# [STATED TASK]
Turn the paragraph that begins "Also borders figure prominently" in the Margaret Randall interview below into a short bulleted list that keeps its main points.

"Throughout my life, I have thought of myself as a bridge: as a bridge between Latin America and North America. As a bridge between socialism and feminism. As a bridge between generations. Sometimes even as a bridge between genres—"
Margaret Randall is the author of over 100 books of poetry, essays, oral history and photography. Her current publications include Something's Wrong With the Cornfields (Skylight Press, 2011), As If the Empty Chair/ Como si la silla vacia (Wings Press, 2011), and First Laugh: Essays from 2000-2009 (University of Nebraska Press, 2011). I spoke to Margaret several weeks ago. What follows is her story, her poetics, and life while living in Mexico, Cuba and Nicaragua.
The first part of Margaret's interview was posted here on March 15, 2011. Please leave a comment.
To contact Margaret Randall, visit her at www.margaretrandall.org.
How does geographic travel play a role in your poetic life?Geographic travel must play a huge role in my poetic life since it plays such a huge role in my life overall. I am naturally curious about other peoples, other cultures, other landscapes. And I have sought them out, as I have already mentioned. Which has meant that I have written about many other places, hopefully not from a tourist perspective but from the perspective of up-close hands-on experience, even if it has been the experience of an outsider.
Also borders figure prominently in my work. I am fascinated by borders. Arbitrary borders, those constructed by foreign interests of different sorts, infuriate me. Natural borders are generally more malleable, and also very interesting.
Throughout my life, I have thought of myself as a bridge: as a bridge between Latin America and North America. As a bridge between socialism and feminism. As a bridge between generations. Sometimes even as a bridge between genres—I am also a photographer, and love it when my work can straddle different genres, or when I can work with others on multi-genre work. In this sense, then, travel becomes more than only geographical.

# [PROVIDED MATERIAL]
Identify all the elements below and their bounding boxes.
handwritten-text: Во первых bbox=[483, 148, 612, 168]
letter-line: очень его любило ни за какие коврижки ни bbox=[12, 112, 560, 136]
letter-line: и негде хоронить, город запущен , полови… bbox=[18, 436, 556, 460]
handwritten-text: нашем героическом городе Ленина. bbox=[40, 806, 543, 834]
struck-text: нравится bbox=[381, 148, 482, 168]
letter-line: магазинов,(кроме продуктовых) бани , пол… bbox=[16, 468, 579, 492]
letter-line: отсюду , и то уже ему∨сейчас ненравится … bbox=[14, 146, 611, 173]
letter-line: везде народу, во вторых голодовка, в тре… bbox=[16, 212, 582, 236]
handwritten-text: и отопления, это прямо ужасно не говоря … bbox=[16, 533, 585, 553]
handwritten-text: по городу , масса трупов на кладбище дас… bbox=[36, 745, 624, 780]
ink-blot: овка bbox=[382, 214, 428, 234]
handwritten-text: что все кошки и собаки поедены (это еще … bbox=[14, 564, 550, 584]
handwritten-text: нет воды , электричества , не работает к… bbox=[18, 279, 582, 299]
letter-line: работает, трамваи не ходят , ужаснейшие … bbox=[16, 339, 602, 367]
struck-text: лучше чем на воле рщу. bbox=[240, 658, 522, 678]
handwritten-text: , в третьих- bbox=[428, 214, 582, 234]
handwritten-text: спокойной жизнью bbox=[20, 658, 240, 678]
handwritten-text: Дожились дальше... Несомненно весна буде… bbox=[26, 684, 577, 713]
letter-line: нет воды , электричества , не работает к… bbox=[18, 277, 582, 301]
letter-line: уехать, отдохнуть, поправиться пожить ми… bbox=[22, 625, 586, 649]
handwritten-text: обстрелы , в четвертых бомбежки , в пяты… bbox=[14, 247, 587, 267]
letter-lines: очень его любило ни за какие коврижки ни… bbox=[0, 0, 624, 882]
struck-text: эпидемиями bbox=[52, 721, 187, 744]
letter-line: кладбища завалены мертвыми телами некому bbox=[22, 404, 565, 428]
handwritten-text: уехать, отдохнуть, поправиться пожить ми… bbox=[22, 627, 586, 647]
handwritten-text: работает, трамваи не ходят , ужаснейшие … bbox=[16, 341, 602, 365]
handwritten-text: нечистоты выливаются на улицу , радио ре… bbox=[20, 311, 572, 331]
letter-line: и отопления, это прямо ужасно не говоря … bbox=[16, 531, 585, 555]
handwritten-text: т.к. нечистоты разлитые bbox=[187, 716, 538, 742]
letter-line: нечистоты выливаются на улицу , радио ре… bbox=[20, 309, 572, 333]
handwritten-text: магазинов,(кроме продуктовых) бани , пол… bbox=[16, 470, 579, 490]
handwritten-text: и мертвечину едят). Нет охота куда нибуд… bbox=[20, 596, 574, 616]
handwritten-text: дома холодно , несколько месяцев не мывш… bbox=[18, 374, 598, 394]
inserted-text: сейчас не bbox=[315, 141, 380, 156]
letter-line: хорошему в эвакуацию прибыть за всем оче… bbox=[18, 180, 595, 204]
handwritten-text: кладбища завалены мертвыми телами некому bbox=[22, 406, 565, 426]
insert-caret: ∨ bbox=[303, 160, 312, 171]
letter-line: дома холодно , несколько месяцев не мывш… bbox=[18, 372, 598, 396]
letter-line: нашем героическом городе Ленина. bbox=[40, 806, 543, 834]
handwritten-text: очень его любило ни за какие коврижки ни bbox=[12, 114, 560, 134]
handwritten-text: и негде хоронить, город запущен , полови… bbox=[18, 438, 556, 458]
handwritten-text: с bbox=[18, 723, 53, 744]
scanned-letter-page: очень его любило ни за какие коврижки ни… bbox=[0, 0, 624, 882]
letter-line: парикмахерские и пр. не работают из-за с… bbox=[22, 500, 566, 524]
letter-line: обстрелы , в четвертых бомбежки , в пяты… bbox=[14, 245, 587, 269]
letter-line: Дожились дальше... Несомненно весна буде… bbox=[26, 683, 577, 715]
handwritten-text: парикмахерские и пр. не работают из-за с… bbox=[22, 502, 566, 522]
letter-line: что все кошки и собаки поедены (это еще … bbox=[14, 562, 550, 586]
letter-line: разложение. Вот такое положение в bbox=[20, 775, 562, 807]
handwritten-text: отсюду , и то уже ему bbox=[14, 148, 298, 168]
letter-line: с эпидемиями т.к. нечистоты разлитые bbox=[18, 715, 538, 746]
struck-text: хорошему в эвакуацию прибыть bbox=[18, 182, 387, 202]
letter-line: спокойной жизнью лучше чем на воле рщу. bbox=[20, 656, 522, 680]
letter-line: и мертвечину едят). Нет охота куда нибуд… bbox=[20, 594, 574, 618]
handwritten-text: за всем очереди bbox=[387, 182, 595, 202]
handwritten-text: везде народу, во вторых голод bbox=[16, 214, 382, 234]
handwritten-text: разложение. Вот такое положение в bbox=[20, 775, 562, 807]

# [OUTPUT OF THE TASK]
- Borders figure prominently in her work, and they fascinate her.
- Arbitrary borders, built by foreign interests of different sorts, infuriate her.
- Natural borders are generally more malleable and also very interesting.